- **Problem**
Determine which lines of the records include the word "color", and copy them.

Figure collection entries:
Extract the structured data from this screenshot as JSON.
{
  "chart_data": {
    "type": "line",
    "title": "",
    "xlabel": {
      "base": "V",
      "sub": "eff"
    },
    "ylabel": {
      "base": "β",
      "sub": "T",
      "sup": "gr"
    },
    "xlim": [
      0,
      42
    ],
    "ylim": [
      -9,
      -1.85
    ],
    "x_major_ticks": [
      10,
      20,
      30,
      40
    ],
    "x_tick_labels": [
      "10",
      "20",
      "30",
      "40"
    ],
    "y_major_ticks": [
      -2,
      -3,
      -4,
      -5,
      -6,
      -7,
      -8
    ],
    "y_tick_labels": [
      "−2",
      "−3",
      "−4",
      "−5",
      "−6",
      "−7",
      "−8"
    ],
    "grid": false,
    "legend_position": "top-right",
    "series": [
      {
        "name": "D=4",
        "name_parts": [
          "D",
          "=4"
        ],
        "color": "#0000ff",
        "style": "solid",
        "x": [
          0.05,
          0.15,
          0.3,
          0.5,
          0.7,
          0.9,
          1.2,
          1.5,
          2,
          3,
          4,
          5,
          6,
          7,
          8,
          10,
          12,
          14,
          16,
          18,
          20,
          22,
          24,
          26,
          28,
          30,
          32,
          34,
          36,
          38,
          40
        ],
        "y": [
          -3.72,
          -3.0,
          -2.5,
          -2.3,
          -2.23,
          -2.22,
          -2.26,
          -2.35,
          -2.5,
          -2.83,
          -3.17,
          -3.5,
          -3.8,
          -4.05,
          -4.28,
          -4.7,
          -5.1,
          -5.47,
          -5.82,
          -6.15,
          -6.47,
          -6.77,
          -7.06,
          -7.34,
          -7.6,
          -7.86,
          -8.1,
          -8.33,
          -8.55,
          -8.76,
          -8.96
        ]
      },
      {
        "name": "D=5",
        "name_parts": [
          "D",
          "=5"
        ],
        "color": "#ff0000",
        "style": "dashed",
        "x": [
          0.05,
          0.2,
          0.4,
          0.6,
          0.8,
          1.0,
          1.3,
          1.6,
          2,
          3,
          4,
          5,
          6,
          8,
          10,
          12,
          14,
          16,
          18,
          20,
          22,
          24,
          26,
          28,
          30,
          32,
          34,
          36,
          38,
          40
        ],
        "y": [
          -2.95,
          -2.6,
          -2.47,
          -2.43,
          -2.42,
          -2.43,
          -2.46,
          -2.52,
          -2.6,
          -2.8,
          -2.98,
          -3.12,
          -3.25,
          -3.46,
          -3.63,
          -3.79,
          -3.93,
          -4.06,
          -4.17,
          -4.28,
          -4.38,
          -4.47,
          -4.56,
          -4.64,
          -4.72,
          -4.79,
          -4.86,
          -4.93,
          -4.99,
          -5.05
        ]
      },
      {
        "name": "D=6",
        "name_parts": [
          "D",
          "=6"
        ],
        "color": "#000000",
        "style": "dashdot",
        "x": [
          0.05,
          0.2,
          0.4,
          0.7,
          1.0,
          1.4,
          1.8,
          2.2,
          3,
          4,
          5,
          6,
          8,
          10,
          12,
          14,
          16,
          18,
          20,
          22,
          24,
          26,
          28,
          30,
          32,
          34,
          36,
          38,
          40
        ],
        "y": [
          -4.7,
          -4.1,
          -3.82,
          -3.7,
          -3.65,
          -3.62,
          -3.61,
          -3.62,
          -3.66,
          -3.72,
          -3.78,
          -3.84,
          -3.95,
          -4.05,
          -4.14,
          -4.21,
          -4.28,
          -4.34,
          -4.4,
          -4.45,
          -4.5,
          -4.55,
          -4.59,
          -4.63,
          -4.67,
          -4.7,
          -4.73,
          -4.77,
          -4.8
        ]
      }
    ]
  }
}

- **Complete answer**
        "color": "#0000ff",
        "color": "#ff0000",
        "color": "#000000",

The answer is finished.